▸ Task objective
When a line in the material contains the word "early", copy it.

▸ Given information
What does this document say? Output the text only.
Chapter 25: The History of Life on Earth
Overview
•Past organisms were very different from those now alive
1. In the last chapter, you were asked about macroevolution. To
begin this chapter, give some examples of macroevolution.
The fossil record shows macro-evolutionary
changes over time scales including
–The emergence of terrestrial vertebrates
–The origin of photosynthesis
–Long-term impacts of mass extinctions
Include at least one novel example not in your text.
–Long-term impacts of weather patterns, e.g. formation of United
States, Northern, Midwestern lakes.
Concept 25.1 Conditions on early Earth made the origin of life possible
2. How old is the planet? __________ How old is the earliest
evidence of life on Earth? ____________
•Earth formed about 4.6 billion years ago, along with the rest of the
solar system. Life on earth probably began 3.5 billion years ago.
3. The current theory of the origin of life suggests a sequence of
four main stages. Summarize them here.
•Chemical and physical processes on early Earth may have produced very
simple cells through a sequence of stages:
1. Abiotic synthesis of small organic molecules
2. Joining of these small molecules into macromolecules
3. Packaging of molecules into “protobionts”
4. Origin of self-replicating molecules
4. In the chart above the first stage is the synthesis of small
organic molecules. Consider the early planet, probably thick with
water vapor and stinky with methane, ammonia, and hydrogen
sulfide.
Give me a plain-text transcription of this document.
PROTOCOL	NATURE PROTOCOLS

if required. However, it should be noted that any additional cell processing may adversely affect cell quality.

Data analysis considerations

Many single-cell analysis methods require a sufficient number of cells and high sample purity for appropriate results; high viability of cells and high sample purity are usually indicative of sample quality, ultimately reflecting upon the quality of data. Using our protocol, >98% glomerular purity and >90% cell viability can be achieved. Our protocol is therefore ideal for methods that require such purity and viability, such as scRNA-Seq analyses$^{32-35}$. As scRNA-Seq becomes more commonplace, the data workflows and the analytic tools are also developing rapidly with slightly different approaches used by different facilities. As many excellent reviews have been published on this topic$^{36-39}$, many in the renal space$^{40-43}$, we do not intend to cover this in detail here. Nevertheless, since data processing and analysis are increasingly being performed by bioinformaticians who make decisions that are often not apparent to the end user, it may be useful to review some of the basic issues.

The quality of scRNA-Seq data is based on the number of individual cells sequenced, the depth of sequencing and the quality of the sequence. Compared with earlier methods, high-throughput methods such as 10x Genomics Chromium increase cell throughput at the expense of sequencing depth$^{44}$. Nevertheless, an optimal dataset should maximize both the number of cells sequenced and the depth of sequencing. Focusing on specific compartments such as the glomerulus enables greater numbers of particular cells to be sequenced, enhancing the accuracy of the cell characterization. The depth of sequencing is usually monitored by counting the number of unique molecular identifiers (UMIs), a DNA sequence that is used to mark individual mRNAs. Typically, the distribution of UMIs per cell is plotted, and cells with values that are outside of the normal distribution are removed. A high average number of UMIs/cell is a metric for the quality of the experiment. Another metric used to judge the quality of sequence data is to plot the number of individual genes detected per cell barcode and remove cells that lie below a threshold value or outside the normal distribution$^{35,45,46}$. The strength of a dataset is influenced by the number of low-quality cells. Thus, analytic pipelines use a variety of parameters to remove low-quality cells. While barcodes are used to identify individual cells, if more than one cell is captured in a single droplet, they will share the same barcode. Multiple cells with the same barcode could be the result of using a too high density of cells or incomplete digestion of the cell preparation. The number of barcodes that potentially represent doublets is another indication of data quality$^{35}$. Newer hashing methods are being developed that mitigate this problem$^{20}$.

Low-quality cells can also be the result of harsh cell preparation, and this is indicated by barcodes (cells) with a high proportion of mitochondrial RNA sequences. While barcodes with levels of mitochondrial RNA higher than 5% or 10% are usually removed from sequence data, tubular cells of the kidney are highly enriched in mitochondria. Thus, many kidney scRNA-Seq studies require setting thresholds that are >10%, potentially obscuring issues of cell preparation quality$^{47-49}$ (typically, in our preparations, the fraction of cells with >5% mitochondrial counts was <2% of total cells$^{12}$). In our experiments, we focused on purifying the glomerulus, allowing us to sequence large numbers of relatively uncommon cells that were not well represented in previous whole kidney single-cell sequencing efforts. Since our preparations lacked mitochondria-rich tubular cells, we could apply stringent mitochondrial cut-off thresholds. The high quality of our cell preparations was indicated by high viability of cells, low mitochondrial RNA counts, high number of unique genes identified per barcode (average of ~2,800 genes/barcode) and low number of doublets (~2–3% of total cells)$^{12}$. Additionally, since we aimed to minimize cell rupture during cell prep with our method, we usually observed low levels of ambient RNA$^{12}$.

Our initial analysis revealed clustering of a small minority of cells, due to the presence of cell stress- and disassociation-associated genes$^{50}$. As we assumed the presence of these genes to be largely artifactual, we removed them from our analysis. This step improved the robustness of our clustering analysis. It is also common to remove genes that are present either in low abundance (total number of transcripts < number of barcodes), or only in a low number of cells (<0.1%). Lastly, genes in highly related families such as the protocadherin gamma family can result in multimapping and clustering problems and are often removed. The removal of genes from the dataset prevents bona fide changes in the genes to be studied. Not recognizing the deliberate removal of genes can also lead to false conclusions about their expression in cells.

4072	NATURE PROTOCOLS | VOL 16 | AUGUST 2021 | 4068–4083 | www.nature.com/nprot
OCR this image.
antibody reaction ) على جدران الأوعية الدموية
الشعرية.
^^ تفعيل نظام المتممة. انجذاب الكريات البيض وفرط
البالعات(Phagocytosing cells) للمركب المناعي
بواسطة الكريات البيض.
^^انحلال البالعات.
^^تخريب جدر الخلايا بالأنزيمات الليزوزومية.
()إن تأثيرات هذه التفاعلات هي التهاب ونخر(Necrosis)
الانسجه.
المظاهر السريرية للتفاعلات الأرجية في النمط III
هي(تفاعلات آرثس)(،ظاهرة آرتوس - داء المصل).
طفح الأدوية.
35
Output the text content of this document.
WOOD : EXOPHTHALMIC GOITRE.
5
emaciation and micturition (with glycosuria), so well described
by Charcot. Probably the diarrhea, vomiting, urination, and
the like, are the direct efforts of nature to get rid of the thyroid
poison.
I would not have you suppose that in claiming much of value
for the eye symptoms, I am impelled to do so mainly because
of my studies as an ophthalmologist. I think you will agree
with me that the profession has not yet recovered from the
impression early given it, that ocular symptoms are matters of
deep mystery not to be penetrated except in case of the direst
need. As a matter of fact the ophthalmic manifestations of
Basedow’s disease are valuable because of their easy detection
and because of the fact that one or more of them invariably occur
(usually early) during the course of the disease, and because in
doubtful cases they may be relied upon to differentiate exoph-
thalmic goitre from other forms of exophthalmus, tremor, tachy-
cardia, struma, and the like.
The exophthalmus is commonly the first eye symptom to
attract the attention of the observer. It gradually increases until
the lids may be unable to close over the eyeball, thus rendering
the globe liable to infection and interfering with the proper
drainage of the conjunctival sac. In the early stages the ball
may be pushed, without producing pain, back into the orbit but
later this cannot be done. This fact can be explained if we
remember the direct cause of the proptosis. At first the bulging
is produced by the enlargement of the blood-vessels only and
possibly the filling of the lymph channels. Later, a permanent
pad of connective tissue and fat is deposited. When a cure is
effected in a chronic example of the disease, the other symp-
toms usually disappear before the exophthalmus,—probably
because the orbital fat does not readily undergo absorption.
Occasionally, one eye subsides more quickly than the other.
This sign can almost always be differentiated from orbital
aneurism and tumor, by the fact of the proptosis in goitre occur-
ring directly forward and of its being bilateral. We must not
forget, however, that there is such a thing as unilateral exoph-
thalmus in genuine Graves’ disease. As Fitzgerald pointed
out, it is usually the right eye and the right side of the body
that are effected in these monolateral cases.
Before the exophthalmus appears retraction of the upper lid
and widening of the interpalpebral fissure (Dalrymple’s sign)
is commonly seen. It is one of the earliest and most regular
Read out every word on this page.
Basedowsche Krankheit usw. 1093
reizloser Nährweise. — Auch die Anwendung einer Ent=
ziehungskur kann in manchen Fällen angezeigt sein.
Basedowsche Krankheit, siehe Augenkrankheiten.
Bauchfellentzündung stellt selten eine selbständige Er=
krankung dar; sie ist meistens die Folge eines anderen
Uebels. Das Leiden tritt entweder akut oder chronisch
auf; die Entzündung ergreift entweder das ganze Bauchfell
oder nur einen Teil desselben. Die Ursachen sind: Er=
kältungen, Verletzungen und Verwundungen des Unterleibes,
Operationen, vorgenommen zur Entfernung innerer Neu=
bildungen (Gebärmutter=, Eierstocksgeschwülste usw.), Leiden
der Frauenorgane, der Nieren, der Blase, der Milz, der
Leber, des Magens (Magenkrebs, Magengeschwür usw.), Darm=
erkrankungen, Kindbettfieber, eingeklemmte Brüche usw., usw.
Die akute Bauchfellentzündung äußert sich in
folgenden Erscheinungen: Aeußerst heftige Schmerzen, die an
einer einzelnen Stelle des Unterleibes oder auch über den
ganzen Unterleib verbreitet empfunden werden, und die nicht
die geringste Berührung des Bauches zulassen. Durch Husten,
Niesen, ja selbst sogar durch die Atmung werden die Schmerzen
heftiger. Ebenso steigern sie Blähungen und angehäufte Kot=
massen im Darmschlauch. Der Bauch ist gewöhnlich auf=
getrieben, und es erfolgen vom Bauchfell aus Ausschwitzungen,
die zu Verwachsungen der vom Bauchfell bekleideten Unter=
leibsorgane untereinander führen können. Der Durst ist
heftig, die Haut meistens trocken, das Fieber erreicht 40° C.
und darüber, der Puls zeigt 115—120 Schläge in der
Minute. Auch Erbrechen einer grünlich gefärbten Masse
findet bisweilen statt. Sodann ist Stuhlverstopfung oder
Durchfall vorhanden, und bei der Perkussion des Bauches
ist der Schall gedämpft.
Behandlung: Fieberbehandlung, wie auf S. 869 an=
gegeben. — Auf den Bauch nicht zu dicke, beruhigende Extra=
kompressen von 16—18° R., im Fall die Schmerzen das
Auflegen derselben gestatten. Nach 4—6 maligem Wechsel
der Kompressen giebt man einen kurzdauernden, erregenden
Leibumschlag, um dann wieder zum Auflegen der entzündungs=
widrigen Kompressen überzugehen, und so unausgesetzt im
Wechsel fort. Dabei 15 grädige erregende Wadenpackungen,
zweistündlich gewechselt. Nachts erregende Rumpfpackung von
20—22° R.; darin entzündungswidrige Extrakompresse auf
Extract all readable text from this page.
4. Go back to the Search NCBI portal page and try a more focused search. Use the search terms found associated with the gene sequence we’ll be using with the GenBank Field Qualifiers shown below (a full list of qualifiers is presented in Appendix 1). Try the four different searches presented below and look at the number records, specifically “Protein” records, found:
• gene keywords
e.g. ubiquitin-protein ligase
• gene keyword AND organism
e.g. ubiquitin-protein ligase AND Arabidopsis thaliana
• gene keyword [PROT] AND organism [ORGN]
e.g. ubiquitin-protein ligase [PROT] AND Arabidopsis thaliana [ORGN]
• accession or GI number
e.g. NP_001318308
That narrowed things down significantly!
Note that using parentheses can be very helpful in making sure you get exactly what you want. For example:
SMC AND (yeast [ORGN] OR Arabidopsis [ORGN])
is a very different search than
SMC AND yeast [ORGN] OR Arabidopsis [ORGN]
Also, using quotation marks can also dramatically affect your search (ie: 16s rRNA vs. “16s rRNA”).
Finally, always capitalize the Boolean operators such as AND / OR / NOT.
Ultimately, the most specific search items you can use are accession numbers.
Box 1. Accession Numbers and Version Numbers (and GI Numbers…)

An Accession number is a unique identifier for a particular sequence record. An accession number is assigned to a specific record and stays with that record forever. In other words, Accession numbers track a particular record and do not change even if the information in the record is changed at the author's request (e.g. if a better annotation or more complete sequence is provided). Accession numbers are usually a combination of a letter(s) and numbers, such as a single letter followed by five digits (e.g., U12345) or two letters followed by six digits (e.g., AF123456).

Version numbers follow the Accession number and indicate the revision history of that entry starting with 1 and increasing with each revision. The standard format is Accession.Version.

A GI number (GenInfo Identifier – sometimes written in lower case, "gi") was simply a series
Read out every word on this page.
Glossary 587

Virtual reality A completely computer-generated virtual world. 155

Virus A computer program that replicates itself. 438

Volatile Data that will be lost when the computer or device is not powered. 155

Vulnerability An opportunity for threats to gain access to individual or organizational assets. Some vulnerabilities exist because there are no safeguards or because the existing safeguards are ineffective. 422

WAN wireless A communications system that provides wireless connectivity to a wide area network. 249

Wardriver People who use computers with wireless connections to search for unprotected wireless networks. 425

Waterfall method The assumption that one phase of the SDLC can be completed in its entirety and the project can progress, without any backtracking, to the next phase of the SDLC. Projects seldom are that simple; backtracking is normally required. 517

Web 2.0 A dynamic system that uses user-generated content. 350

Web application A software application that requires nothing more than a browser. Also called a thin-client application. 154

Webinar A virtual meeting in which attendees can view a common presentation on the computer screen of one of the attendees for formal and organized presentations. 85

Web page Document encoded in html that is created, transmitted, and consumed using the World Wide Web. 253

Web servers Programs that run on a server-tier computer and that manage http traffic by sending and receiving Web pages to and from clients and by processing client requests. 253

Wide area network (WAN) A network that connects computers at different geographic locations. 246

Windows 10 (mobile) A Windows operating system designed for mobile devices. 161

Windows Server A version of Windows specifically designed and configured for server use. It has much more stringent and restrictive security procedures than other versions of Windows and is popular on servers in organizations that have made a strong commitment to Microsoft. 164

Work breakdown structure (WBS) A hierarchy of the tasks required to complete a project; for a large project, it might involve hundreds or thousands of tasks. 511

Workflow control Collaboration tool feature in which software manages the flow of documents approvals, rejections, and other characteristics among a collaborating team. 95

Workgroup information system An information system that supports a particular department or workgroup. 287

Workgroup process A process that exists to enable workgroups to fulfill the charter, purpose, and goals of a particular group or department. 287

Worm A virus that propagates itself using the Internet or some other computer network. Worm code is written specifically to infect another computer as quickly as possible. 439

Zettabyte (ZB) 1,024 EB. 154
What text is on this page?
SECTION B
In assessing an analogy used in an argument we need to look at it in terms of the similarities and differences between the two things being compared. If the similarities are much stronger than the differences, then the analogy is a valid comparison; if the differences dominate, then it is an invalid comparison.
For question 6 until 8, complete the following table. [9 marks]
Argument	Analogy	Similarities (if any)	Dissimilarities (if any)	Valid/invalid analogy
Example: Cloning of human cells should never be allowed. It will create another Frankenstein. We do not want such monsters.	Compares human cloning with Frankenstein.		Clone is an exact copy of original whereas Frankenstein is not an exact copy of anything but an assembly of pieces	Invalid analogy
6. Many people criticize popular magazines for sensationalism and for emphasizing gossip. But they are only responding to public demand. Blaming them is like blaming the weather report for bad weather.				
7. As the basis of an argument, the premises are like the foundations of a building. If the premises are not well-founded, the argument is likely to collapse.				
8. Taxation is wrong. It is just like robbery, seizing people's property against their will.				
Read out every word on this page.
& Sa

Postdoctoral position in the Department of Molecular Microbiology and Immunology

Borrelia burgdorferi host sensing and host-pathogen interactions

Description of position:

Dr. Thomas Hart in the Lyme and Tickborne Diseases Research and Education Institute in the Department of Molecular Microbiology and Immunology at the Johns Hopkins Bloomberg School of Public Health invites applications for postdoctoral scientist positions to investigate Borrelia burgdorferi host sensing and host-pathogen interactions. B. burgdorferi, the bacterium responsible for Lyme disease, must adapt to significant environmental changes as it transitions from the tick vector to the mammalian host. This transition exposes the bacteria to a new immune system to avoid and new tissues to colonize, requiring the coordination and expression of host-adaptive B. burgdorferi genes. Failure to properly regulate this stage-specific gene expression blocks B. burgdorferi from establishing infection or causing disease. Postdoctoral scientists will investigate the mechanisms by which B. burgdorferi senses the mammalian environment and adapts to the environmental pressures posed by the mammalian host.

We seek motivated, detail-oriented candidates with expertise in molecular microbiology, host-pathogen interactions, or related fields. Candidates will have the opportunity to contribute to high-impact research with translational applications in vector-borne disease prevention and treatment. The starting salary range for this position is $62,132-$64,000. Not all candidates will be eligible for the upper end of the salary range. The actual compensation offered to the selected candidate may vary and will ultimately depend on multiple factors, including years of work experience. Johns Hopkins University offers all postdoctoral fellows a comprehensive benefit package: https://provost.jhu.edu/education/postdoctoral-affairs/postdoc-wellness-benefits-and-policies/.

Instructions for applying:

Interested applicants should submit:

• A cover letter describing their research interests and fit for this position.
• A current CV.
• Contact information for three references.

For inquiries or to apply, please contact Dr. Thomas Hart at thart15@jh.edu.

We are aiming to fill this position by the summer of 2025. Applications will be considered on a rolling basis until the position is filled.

▸ Written solution
Concept 25.1 Conditions on early Earth made the origin of life possible
•Chemical and physical processes on early Earth may have produced very
organic molecules. Consider the early planet, probably thick with
impression early given it, that ocular symptoms are matters of
(usually early) during the course of the disease, and because in
drainage of the conjunctival sac. In the early stages the ball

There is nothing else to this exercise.